→ **Task details**: Leave out the pictures and copy each record below exactly.

_ _ _ _ _ _ _

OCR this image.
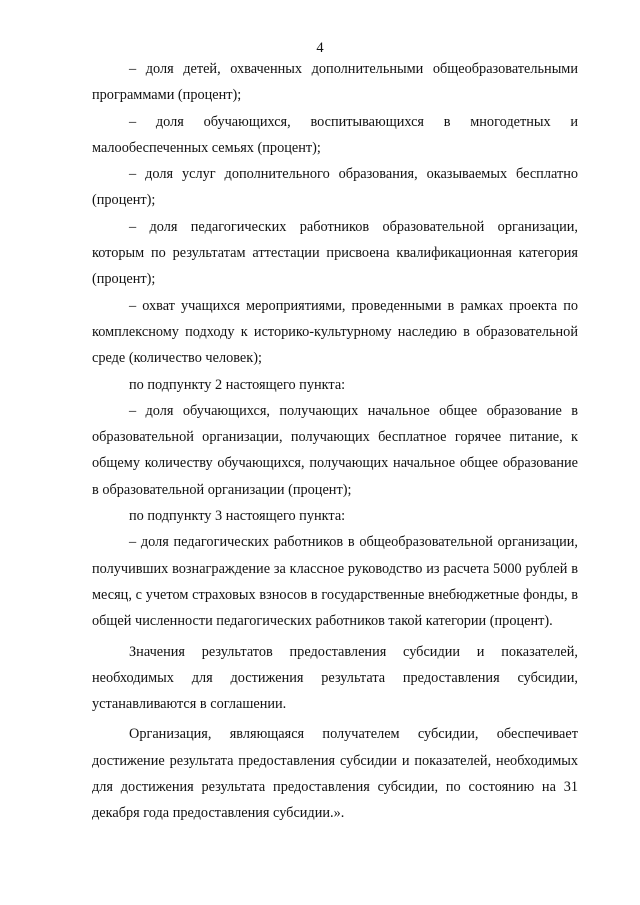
4

– доля детей, охваченных дополнительными общеобразовательными программами (процент);

– доля обучающихся, воспитывающихся в многодетных и малообеспеченных семьях (процент);

– доля услуг дополнительного образования, оказываемых бесплатно (процент);

– доля педагогических работников образовательной организации, которым по результатам аттестации присвоена квалификационная категория (процент);

– охват учащихся мероприятиями, проведенными в рамках проекта по комплексному подходу к историко-культурному наследию в образовательной среде (количество человек);

по подпункту 2 настоящего пункта:

– доля обучающихся, получающих начальное общее образование в образовательной организации, получающих бесплатное горячее питание, к общему количеству обучающихся, получающих начальное общее образование в образовательной организации (процент);

по подпункту 3 настоящего пункта:

– доля педагогических работников в общеобразовательной организации, получивших вознаграждение за классное руководство из расчета 5000 рублей в месяц, с учетом страховых взносов в государственные внебюджетные фонды, в общей численности педагогических работников такой категории (процент).

Значения результатов предоставления субсидии и показателей, необходимых для достижения результата предоставления субсидии, устанавливаются в соглашении.

Организация, являющаяся получателем субсидии, обеспечивает достижение результата предоставления субсидии и показателей, необходимых для достижения результата предоставления субсидии, по состоянию на 31 декабря года предоставления субсидии.».
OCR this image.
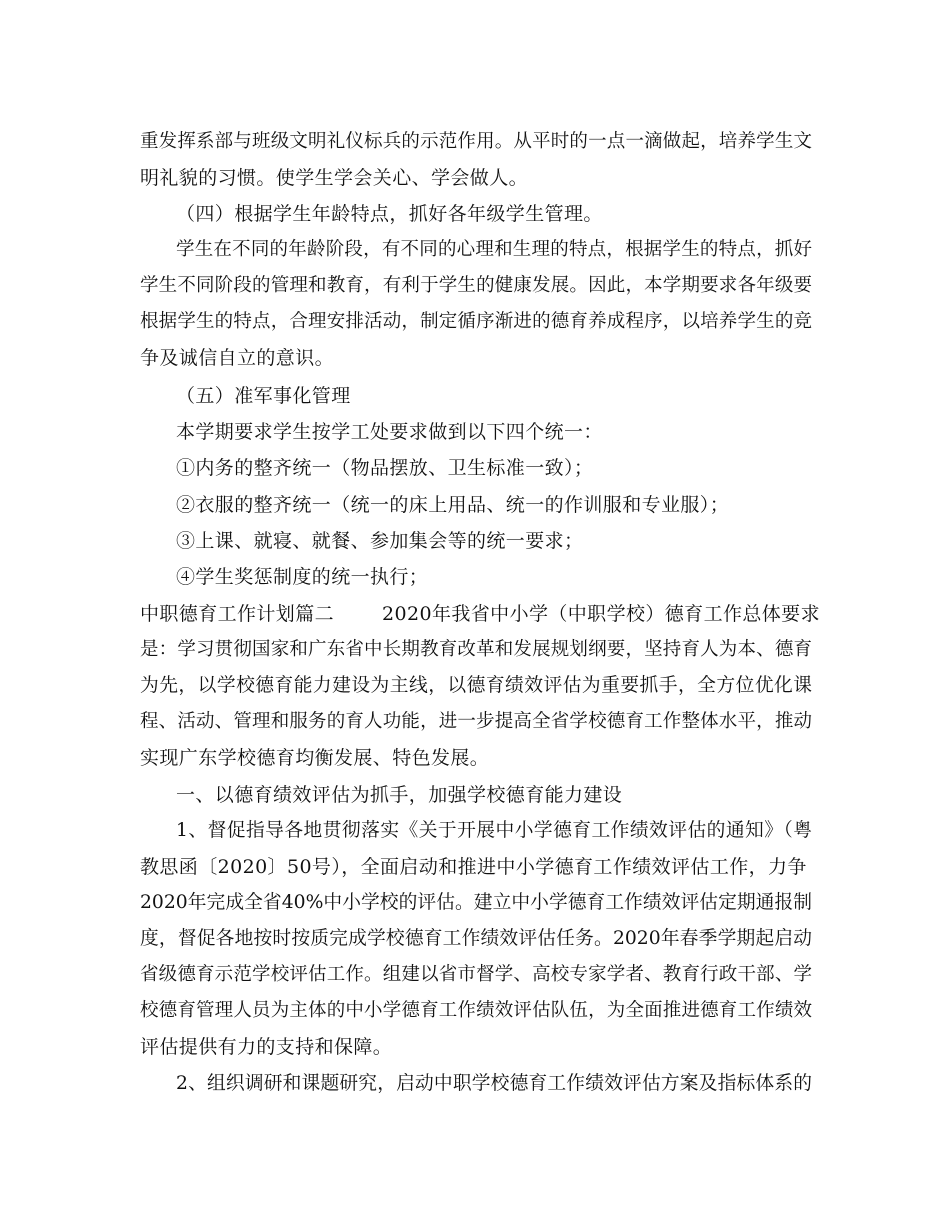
重发挥系部与班级文明礼仪标兵的示范作用。从平时的一点一滴做起，培养学生文
明礼貌的习惯。使学生学会关心、学会做人。
（四）根据学生年龄特点，抓好各年级学生管理。
学生在不同的年龄阶段，有不同的心理和生理的特点，根据学生的特点，抓好
学生不同阶段的管理和教育，有利于学生的健康发展。因此，本学期要求各年级要
根据学生的特点，合理安排活动，制定循序渐进的德育养成程序，以培养学生的竞
争及诚信自立的意识。
（五）准军事化管理
本学期要求学生按学工处要求做到以下四个统一：
①内务的整齐统一（物品摆放、卫生标准一致）；
②衣服的整齐统一（统一的床上用品、统一的作训服和专业服）；
③上课、就寝、就餐、参加集会等的统一要求；
④学生奖惩制度的统一执行；
中职德育工作计划篇二	2020年我省中小学（中职学校）德育工作总体要求
是：学习贯彻国家和广东省中长期教育改革和发展规划纲要，坚持育人为本、德育
为先，以学校德育能力建设为主线，以德育绩效评估为重要抓手，全方位优化课
程、活动、管理和服务的育人功能，进一步提高全省学校德育工作整体水平，推动
实现广东学校德育均衡发展、特色发展。
一、以德育绩效评估为抓手，加强学校德育能力建设
1、督促指导各地贯彻落实《关于开展中小学德育工作绩效评估的通知》（粤
教思函〔2020〕50号），全面启动和推进中小学德育工作绩效评估工作，力争
2020年完成全省40%中小学校的评估。建立中小学德育工作绩效评估定期通报制
度，督促各地按时按质完成学校德育工作绩效评估任务。2020年春季学期起启动
省级德育示范学校评估工作。组建以省市督学、高校专家学者、教育行政干部、学
校德育管理人员为主体的中小学德育工作绩效评估队伍，为全面推进德育工作绩效
评估提供有力的支持和保障。
2、组织调研和课题研究，启动中职学校德育工作绩效评估方案及指标体系的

_ _ _ _ _ _ _

→ **Worked answer**:
OCR this image.
4

– доля детей, охваченных дополнительными общеобразовательными программами (процент);

– доля обучающихся, воспитывающихся в многодетных и малообеспеченных семьях (процент);

– доля услуг дополнительного образования, оказываемых бесплатно (процент);

– доля педагогических работников образовательной организации, которым по результатам аттестации присвоена квалификационная категория (процент);

– охват учащихся мероприятиями, проведенными в рамках проекта по комплексному подходу к историко-культурному наследию в образовательной среде (количество человек);

по подпункту 2 настоящего пункта:

– доля обучающихся, получающих начальное общее образование в образовательной организации, получающих бесплатное горячее питание, к общему количеству обучающихся, получающих начальное общее образование в образовательной организации (процент);

по подпункту 3 настоящего пункта:

– доля педагогических работников в общеобразовательной организации, получивших вознаграждение за классное руководство из расчета 5000 рублей в месяц, с учетом страховых взносов в государственные внебюджетные фонды, в общей численности педагогических работников такой категории (процент).

Значения результатов предоставления субсидии и показателей, необходимых для достижения результата предоставления субсидии, устанавливаются в соглашении.

Организация, являющаяся получателем субсидии, обеспечивает достижение результата предоставления субсидии и показателей, необходимых для достижения результата предоставления субсидии, по состоянию на 31 декабря года предоставления субсидии.».
OCR this image.
重发挥系部与班级文明礼仪标兵的示范作用。从平时的一点一滴做起，培养学生文
明礼貌的习惯。使学生学会关心、学会做人。
（四）根据学生年龄特点，抓好各年级学生管理。
学生在不同的年龄阶段，有不同的心理和生理的特点，根据学生的特点，抓好
学生不同阶段的管理和教育，有利于学生的健康发展。因此，本学期要求各年级要
根据学生的特点，合理安排活动，制定循序渐进的德育养成程序，以培养学生的竞
争及诚信自立的意识。
（五）准军事化管理
本学期要求学生按学工处要求做到以下四个统一：
①内务的整齐统一（物品摆放、卫生标准一致）；
②衣服的整齐统一（统一的床上用品、统一的作训服和专业服）；
③上课、就寝、就餐、参加集会等的统一要求；
④学生奖惩制度的统一执行；
中职德育工作计划篇二	2020年我省中小学（中职学校）德育工作总体要求
是：学习贯彻国家和广东省中长期教育改革和发展规划纲要，坚持育人为本、德育
为先，以学校德育能力建设为主线，以德育绩效评估为重要抓手，全方位优化课
程、活动、管理和服务的育人功能，进一步提高全省学校德育工作整体水平，推动
实现广东学校德育均衡发展、特色发展。
一、以德育绩效评估为抓手，加强学校德育能力建设
1、督促指导各地贯彻落实《关于开展中小学德育工作绩效评估的通知》（粤
教思函〔2020〕50号），全面启动和推进中小学德育工作绩效评估工作，力争
2020年完成全省40%中小学校的评估。建立中小学德育工作绩效评估定期通报制
度，督促各地按时按质完成学校德育工作绩效评估任务。2020年春季学期起启动
省级德育示范学校评估工作。组建以省市督学、高校专家学者、教育行政干部、学
校德育管理人员为主体的中小学德育工作绩效评估队伍，为全面推进德育工作绩效
评估提供有力的支持和保障。
2、组织调研和课题研究，启动中职学校德育工作绩效评估方案及指标体系的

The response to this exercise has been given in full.